* _Your instructions_:
From the listing below, copy every line with the word "title".

[Items from a figure collection]
□ □ □ □

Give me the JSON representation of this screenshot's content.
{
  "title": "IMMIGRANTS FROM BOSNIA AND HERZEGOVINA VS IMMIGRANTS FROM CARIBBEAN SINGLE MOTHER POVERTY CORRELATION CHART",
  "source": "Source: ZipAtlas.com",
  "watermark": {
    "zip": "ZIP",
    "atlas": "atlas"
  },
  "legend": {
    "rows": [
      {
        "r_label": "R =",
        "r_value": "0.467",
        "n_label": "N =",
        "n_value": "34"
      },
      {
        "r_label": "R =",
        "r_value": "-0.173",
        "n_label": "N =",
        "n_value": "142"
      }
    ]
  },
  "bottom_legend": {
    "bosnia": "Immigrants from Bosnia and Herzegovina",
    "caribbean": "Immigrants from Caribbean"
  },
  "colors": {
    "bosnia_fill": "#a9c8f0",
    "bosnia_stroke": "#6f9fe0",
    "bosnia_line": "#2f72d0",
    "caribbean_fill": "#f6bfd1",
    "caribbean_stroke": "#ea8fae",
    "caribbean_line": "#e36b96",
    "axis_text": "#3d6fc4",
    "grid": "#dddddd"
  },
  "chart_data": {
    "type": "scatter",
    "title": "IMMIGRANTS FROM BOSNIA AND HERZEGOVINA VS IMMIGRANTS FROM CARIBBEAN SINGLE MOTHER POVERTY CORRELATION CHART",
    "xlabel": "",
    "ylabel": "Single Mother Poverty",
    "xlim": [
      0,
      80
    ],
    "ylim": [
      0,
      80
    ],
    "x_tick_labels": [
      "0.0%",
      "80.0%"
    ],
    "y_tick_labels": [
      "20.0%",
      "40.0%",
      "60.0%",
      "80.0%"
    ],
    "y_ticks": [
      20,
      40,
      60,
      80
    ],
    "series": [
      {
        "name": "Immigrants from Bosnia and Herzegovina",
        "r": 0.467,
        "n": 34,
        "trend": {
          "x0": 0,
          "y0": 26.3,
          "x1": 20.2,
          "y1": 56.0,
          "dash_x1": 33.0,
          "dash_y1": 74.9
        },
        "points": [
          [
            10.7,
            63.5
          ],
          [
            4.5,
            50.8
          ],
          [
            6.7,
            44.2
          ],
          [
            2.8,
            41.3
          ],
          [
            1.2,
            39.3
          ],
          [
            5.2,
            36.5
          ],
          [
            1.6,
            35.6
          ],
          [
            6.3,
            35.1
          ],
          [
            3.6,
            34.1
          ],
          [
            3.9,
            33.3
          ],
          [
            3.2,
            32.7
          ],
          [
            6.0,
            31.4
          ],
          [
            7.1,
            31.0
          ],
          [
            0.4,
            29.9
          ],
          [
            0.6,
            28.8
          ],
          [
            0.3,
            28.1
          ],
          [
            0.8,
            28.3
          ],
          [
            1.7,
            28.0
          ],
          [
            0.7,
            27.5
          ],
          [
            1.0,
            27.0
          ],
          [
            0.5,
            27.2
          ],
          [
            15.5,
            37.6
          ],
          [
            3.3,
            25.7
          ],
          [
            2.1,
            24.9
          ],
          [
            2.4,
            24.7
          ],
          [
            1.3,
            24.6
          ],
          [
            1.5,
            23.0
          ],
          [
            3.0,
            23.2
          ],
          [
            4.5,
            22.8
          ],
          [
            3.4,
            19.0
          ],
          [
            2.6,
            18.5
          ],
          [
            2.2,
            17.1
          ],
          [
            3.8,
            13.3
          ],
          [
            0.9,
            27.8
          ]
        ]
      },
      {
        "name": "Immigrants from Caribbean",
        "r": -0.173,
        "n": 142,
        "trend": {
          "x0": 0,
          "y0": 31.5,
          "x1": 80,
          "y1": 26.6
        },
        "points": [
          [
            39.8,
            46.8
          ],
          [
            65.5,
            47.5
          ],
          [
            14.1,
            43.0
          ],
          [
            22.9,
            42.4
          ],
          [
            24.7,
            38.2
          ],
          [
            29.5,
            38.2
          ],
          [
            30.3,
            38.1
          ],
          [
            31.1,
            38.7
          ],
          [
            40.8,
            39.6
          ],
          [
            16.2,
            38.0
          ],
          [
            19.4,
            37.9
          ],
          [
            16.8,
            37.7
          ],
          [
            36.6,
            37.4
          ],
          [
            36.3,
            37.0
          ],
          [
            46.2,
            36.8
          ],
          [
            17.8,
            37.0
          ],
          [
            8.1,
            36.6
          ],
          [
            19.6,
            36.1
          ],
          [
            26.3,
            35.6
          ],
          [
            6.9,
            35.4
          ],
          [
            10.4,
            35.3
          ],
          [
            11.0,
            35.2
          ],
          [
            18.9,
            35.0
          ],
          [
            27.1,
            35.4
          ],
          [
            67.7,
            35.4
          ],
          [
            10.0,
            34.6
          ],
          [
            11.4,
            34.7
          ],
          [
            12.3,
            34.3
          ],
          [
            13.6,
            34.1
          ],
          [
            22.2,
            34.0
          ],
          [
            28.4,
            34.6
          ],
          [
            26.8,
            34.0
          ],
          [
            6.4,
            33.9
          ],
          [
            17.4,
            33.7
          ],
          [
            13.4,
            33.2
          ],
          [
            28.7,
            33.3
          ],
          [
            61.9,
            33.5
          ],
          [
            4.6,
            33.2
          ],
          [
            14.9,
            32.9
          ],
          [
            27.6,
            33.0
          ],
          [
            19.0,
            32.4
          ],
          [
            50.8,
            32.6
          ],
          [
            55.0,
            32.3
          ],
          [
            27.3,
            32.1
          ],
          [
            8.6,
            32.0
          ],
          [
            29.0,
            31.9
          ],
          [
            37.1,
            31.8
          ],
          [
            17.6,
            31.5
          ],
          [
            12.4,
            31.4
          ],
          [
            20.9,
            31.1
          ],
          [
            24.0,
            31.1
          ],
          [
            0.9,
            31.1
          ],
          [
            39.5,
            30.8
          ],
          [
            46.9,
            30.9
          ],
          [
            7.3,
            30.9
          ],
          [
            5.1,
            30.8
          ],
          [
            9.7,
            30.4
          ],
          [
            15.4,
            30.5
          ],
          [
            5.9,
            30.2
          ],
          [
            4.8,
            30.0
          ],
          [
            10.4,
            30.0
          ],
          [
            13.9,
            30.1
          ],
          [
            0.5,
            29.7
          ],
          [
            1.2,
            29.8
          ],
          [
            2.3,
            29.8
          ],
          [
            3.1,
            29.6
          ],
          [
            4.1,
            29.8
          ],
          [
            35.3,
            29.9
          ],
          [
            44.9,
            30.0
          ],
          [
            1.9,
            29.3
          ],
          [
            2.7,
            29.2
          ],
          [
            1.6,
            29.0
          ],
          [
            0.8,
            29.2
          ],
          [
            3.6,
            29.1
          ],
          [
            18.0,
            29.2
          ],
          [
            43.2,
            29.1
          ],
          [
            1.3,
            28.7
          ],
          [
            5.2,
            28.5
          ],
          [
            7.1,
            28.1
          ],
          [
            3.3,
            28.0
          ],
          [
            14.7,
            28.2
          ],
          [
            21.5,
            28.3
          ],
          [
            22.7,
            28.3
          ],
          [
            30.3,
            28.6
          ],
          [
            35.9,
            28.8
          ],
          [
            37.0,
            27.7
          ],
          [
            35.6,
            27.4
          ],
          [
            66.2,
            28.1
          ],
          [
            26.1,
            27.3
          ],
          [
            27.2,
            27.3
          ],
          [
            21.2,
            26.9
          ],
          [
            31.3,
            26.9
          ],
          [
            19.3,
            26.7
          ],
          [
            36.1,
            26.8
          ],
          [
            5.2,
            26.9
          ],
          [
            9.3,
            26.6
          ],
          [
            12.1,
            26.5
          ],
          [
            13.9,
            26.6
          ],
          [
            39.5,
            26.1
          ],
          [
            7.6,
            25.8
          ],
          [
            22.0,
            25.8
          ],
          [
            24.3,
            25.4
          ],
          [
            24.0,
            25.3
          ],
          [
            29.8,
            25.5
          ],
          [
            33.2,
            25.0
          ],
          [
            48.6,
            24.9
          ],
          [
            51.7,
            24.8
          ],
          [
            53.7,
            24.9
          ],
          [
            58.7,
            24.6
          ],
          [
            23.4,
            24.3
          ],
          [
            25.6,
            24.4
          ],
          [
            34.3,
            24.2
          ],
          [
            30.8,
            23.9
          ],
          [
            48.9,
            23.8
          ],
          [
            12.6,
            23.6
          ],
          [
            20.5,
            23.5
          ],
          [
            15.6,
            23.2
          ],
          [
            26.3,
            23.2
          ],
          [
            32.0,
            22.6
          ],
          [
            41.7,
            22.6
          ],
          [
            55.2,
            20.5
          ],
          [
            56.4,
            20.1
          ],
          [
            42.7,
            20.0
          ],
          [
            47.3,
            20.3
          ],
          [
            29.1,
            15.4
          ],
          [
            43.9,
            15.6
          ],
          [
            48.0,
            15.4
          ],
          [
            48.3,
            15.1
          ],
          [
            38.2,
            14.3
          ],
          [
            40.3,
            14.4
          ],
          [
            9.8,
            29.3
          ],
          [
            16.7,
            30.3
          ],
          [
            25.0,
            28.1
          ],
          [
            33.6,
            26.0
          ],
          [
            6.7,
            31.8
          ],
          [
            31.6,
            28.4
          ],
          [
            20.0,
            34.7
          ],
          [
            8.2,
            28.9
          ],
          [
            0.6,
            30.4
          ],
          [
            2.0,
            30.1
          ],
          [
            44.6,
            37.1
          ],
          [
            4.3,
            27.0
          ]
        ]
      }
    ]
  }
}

□ □ □ □

* _Result for this task_:
  "title": "IMMIGRANTS FROM BOSNIA AND HERZEGOVINA VS IMMIGRANTS FROM CARIBBEAN SINGLE MOTHER POVERTY CORRELATION CHART",
    "title": "IMMIGRANTS FROM BOSNIA AND HERZEGOVINA VS IMMIGRANTS FROM CARIBBEAN SINGLE MOTHER POVERTY CORRELATION CHART",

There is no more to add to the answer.